Given information start

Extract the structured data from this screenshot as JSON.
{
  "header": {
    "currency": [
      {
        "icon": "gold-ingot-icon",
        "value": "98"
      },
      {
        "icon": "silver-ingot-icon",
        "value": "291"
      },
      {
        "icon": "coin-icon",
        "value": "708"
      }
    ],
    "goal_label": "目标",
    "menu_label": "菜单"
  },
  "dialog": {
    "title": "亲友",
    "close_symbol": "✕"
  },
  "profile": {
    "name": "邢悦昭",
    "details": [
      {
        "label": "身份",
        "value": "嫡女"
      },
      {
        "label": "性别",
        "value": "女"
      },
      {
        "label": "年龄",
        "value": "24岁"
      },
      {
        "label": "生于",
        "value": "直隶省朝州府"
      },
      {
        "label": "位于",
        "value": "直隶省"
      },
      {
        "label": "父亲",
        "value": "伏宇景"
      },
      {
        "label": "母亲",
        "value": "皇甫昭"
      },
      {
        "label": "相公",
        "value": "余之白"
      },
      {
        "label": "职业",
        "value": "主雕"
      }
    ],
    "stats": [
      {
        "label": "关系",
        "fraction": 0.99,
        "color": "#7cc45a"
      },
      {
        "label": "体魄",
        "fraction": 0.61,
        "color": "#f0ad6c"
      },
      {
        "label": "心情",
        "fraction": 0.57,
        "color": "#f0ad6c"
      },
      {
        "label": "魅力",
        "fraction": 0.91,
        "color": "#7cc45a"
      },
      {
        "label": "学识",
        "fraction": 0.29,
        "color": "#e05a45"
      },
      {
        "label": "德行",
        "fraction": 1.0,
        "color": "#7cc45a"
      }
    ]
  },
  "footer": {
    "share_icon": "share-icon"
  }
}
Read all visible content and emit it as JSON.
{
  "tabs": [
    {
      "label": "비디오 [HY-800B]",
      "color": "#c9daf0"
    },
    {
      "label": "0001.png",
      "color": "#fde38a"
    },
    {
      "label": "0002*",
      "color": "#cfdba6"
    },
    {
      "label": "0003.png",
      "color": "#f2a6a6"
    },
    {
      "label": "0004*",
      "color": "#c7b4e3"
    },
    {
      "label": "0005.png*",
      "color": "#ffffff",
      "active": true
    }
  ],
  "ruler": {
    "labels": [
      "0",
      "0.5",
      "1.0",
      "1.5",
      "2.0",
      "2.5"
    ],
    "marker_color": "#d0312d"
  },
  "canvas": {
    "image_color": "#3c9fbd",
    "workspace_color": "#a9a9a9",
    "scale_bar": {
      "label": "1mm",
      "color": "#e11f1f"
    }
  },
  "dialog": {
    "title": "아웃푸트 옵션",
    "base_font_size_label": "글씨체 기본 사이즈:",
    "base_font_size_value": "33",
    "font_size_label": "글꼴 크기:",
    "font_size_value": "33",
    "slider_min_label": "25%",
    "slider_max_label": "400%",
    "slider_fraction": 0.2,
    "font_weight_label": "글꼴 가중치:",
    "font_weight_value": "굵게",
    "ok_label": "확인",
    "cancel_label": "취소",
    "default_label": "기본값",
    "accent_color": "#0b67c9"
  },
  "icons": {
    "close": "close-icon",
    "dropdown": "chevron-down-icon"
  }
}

Given information end

• **Directions**: Count how many lines contain "ingot" and give only that count.

• **Answer to the task**: 2